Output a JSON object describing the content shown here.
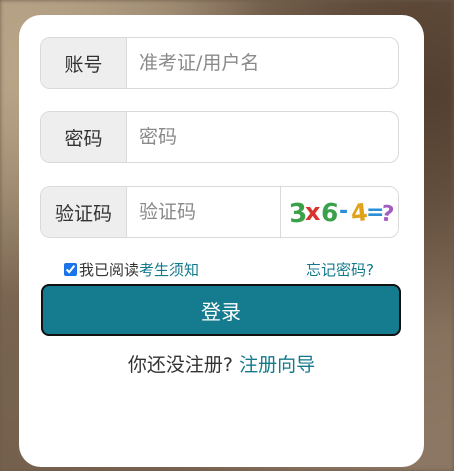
{
  "form": {
    "account": {
      "label": "账号",
      "placeholder": "准考证/用户名",
      "value": ""
    },
    "password": {
      "label": "密码",
      "placeholder": "密码",
      "value": ""
    },
    "captcha": {
      "label": "验证码",
      "placeholder": "验证码",
      "value": "",
      "image_text": "3 x 6 - 4 = ?"
    }
  },
  "agreement": {
    "checked": true,
    "prefix": "我已阅读",
    "link": "考生须知"
  },
  "forgot_password": "忘记密码?",
  "login_button": "登录",
  "register": {
    "prompt": "你还没注册?",
    "link": "注册向导"
  },
  "colors": {
    "accent": "#157b8f",
    "link": "#137a8c"
  }
}
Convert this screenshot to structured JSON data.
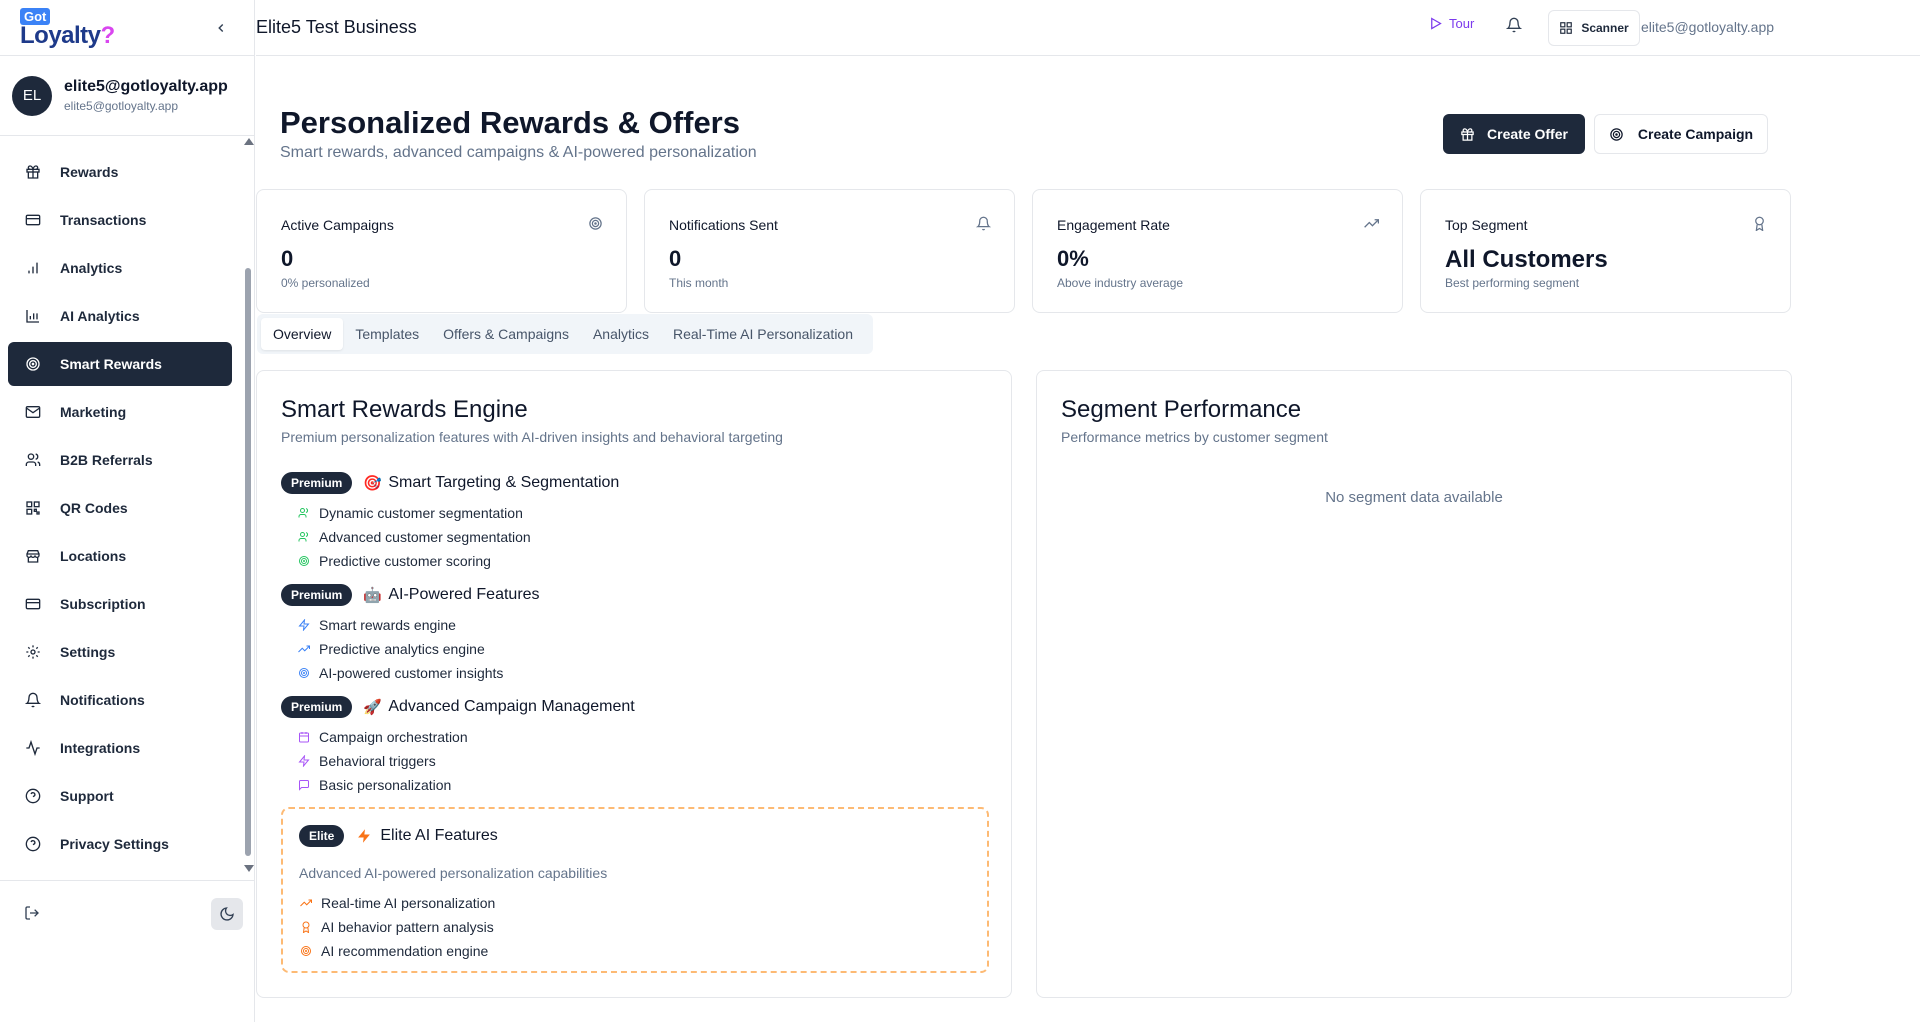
{
  "brand": {
    "logo_top": "Got",
    "logo_main": "Loyalty",
    "logo_mark": "?"
  },
  "profile": {
    "initials": "EL",
    "name": "elite5@gotloyalty.app",
    "email": "elite5@gotloyalty.app"
  },
  "nav": [
    {
      "label": "Rewards",
      "icon": "gift-icon"
    },
    {
      "label": "Transactions",
      "icon": "card-icon"
    },
    {
      "label": "Analytics",
      "icon": "bar-chart-icon"
    },
    {
      "label": "AI Analytics",
      "icon": "chart-icon"
    },
    {
      "label": "Smart Rewards",
      "icon": "target-icon",
      "active": true
    },
    {
      "label": "Marketing",
      "icon": "mail-icon"
    },
    {
      "label": "B2B Referrals",
      "icon": "users-icon"
    },
    {
      "label": "QR Codes",
      "icon": "qr-icon"
    },
    {
      "label": "Locations",
      "icon": "store-icon"
    },
    {
      "label": "Subscription",
      "icon": "card-icon"
    },
    {
      "label": "Settings",
      "icon": "gear-icon"
    },
    {
      "label": "Notifications",
      "icon": "bell-icon"
    },
    {
      "label": "Integrations",
      "icon": "activity-icon"
    },
    {
      "label": "Support",
      "icon": "help-icon"
    },
    {
      "label": "Privacy Settings",
      "icon": "help-icon"
    }
  ],
  "topbar": {
    "business": "Elite5 Test Business",
    "tour": "Tour",
    "scanner": "Scanner",
    "email": "elite5@gotloyalty.app"
  },
  "header": {
    "title": "Personalized Rewards & Offers",
    "subtitle": "Smart rewards, advanced campaigns & AI-powered personalization",
    "create_offer": "Create Offer",
    "create_campaign": "Create Campaign"
  },
  "stats": [
    {
      "label": "Active Campaigns",
      "value": "0",
      "sub": "0% personalized",
      "icon": "target-icon"
    },
    {
      "label": "Notifications Sent",
      "value": "0",
      "sub": "This month",
      "icon": "bell-icon"
    },
    {
      "label": "Engagement Rate",
      "value": "0%",
      "sub": "Above industry average",
      "icon": "trending-up-icon"
    },
    {
      "label": "Top Segment",
      "value": "All Customers",
      "sub": "Best performing segment",
      "icon": "award-icon"
    }
  ],
  "tabs": [
    "Overview",
    "Templates",
    "Offers & Campaigns",
    "Analytics",
    "Real-Time AI Personalization"
  ],
  "engine": {
    "title": "Smart Rewards Engine",
    "desc": "Premium personalization features with AI-driven insights and behavioral targeting",
    "groups": [
      {
        "badge": "Premium",
        "emoji": "🎯",
        "title": "Smart Targeting & Segmentation",
        "items": [
          "Dynamic customer segmentation",
          "Advanced customer segmentation",
          "Predictive customer scoring"
        ]
      },
      {
        "badge": "Premium",
        "emoji": "🤖",
        "title": "AI-Powered Features",
        "items": [
          "Smart rewards engine",
          "Predictive analytics engine",
          "AI-powered customer insights"
        ]
      },
      {
        "badge": "Premium",
        "emoji": "🚀",
        "title": "Advanced Campaign Management",
        "items": [
          "Campaign orchestration",
          "Behavioral triggers",
          "Basic personalization"
        ]
      }
    ],
    "elite": {
      "badge": "Elite",
      "title": "Elite AI Features",
      "desc": "Advanced AI-powered personalization capabilities",
      "items": [
        "Real-time AI personalization",
        "AI behavior pattern analysis",
        "AI recommendation engine"
      ]
    }
  },
  "segment": {
    "title": "Segment Performance",
    "desc": "Performance metrics by customer segment",
    "empty": "No segment data available"
  },
  "colors": {
    "primary": "#1e293b",
    "green": "#22c55e",
    "blue": "#3b82f6",
    "purple": "#a855f7",
    "orange": "#f97316"
  }
}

####

Exercise brief:
Make an exact copy of the whole listing, but don't bring over any pictures.

Output of the task:
Output a JSON object describing the content shown here.
{
  "form": {
    "account": {
      "label": "账号",
      "placeholder": "准考证/用户名",
      "value": ""
    },
    "password": {
      "label": "密码",
      "placeholder": "密码",
      "value": ""
    },
    "captcha": {
      "label": "验证码",
      "placeholder": "验证码",
      "value": "",
      "image_text": "3 x 6 - 4 = ?"
    }
  },
  "agreement": {
    "checked": true,
    "prefix": "我已阅读",
    "link": "考生须知"
  },
  "forgot_password": "忘记密码?",
  "login_button": "登录",
  "register": {
    "prompt": "你还没注册?",
    "link": "注册向导"
  },
  "colors": {
    "accent": "#157b8f",
    "link": "#137a8c"
  }
}
Convert this screenshot to structured JSON data.
{
  "brand": {
    "logo_top": "Got",
    "logo_main": "Loyalty",
    "logo_mark": "?"
  },
  "profile": {
    "initials": "EL",
    "name": "elite5@gotloyalty.app",
    "email": "elite5@gotloyalty.app"
  },
  "nav": [
    {
      "label": "Rewards",
      "icon": "gift-icon"
    },
    {
      "label": "Transactions",
      "icon": "card-icon"
    },
    {
      "label": "Analytics",
      "icon": "bar-chart-icon"
    },
    {
      "label": "AI Analytics",
      "icon": "chart-icon"
    },
    {
      "label": "Smart Rewards",
      "icon": "target-icon",
      "active": true
    },
    {
      "label": "Marketing",
      "icon": "mail-icon"
    },
    {
      "label": "B2B Referrals",
      "icon": "users-icon"
    },
    {
      "label": "QR Codes",
      "icon": "qr-icon"
    },
    {
      "label": "Locations",
      "icon": "store-icon"
    },
    {
      "label": "Subscription",
      "icon": "card-icon"
    },
    {
      "label": "Settings",
      "icon": "gear-icon"
    },
    {
      "label": "Notifications",
      "icon": "bell-icon"
    },
    {
      "label": "Integrations",
      "icon": "activity-icon"
    },
    {
      "label": "Support",
      "icon": "help-icon"
    },
    {
      "label": "Privacy Settings",
      "icon": "help-icon"
    }
  ],
  "topbar": {
    "business": "Elite5 Test Business",
    "tour": "Tour",
    "scanner": "Scanner",
    "email": "elite5@gotloyalty.app"
  },
  "header": {
    "title": "Personalized Rewards & Offers",
    "subtitle": "Smart rewards, advanced campaigns & AI-powered personalization",
    "create_offer": "Create Offer",
    "create_campaign": "Create Campaign"
  },
  "stats": [
    {
      "label": "Active Campaigns",
      "value": "0",
      "sub": "0% personalized",
      "icon": "target-icon"
    },
    {
      "label": "Notifications Sent",
      "value": "0",
      "sub": "This month",
      "icon": "bell-icon"
    },
    {
      "label": "Engagement Rate",
      "value": "0%",
      "sub": "Above industry average",
      "icon": "trending-up-icon"
    },
    {
      "label": "Top Segment",
      "value": "All Customers",
      "sub": "Best performing segment",
      "icon": "award-icon"
    }
  ],
  "tabs": [
    "Overview",
    "Templates",
    "Offers & Campaigns",
    "Analytics",
    "Real-Time AI Personalization"
  ],
  "engine": {
    "title": "Smart Rewards Engine",
    "desc": "Premium personalization features with AI-driven insights and behavioral targeting",
    "groups": [
      {
        "badge": "Premium",
        "emoji": "🎯",
        "title": "Smart Targeting & Segmentation",
        "items": [
          "Dynamic customer segmentation",
          "Advanced customer segmentation",
          "Predictive customer scoring"
        ]
      },
      {
        "badge": "Premium",
        "emoji": "🤖",
        "title": "AI-Powered Features",
        "items": [
          "Smart rewards engine",
          "Predictive analytics engine",
          "AI-powered customer insights"
        ]
      },
      {
        "badge": "Premium",
        "emoji": "🚀",
        "title": "Advanced Campaign Management",
        "items": [
          "Campaign orchestration",
          "Behavioral triggers",
          "Basic personalization"
        ]
      }
    ],
    "elite": {
      "badge": "Elite",
      "title": "Elite AI Features",
      "desc": "Advanced AI-powered personalization capabilities",
      "items": [
        "Real-time AI personalization",
        "AI behavior pattern analysis",
        "AI recommendation engine"
      ]
    }
  },
  "segment": {
    "title": "Segment Performance",
    "desc": "Performance metrics by customer segment",
    "empty": "No segment data available"
  },
  "colors": {
    "primary": "#1e293b",
    "green": "#22c55e",
    "blue": "#3b82f6",
    "purple": "#a855f7",
    "orange": "#f97316"
  }
}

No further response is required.